Skip the images. Copy the records exactly as written.

**Extracted information:**
#####

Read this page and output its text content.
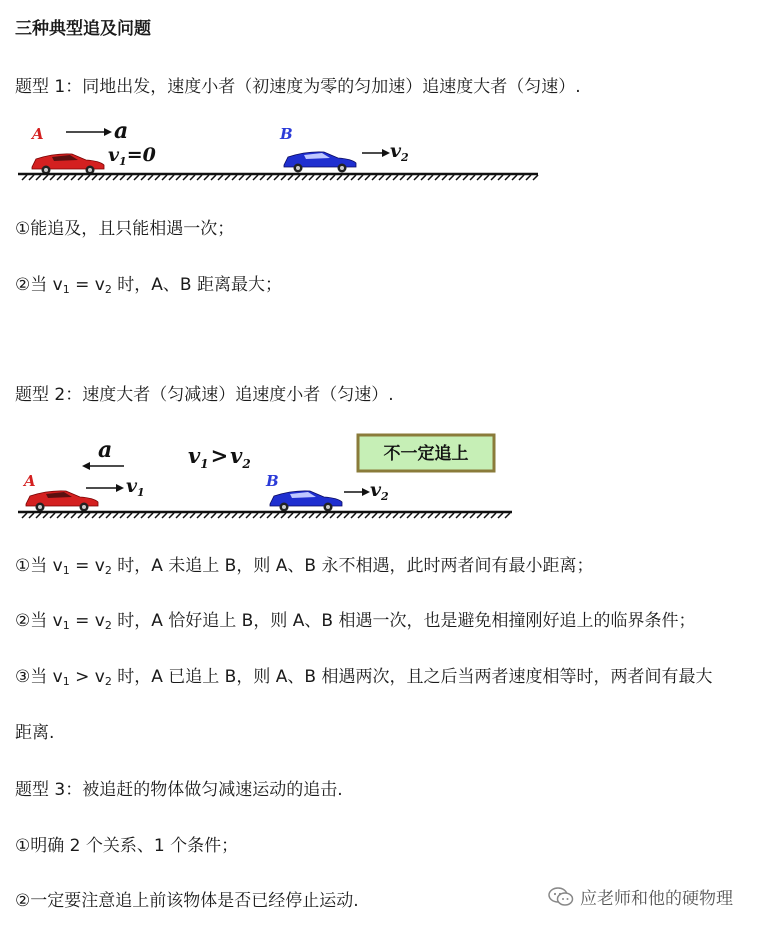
三种典型追及问题
题型 1：同地出发，速度小者（初速度为零的匀加速）追速度大者（匀速）.
A	a
$v_1=0$
B
$v_2$
①能追及，且只能相遇一次；
②当 $v_1 = v_2$ 时，A、B 距离最大；
题型 2：速度大者（匀减速）追速度小者（匀速）.
a	$v_1>v_2$	不一定追上
A	$v_1$
B	$v_2$
①当 $v_1 = v_2$ 时，A 未追上 B，则 A、B 永不相遇，此时两者间有最小距离；
②当 $v_1 = v_2$ 时，A 恰好追上 B，则 A、B 相遇一次，也是避免相撞刚好追上的临界条件；
③当 $v_1 > v_2$ 时，A 已追上 B，则 A、B 相遇两次，且之后当两者速度相等时，两者间有最大
距离.
题型 3：被追赶的物体做匀减速运动的追击.
①明确 2 个关系、1 个条件；
②一定要注意追上前该物体是否已经停止运动.	应老师和他的硬物理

#####

**Result of this task:**
Read this page and output its text content.
三种典型追及问题
题型 1：同地出发，速度小者（初速度为零的匀加速）追速度大者（匀速）.
A	a
$v_1=0$
B
$v_2$
①能追及，且只能相遇一次；
②当 $v_1 = v_2$ 时，A、B 距离最大；
题型 2：速度大者（匀减速）追速度小者（匀速）.
a	$v_1>v_2$	不一定追上
A	$v_1$
B	$v_2$
①当 $v_1 = v_2$ 时，A 未追上 B，则 A、B 永不相遇，此时两者间有最小距离；
②当 $v_1 = v_2$ 时，A 恰好追上 B，则 A、B 相遇一次，也是避免相撞刚好追上的临界条件；
③当 $v_1 > v_2$ 时，A 已追上 B，则 A、B 相遇两次，且之后当两者速度相等时，两者间有最大
距离.
题型 3：被追赶的物体做匀减速运动的追击.
①明确 2 个关系、1 个条件；
②一定要注意追上前该物体是否已经停止运动.	应老师和他的硬物理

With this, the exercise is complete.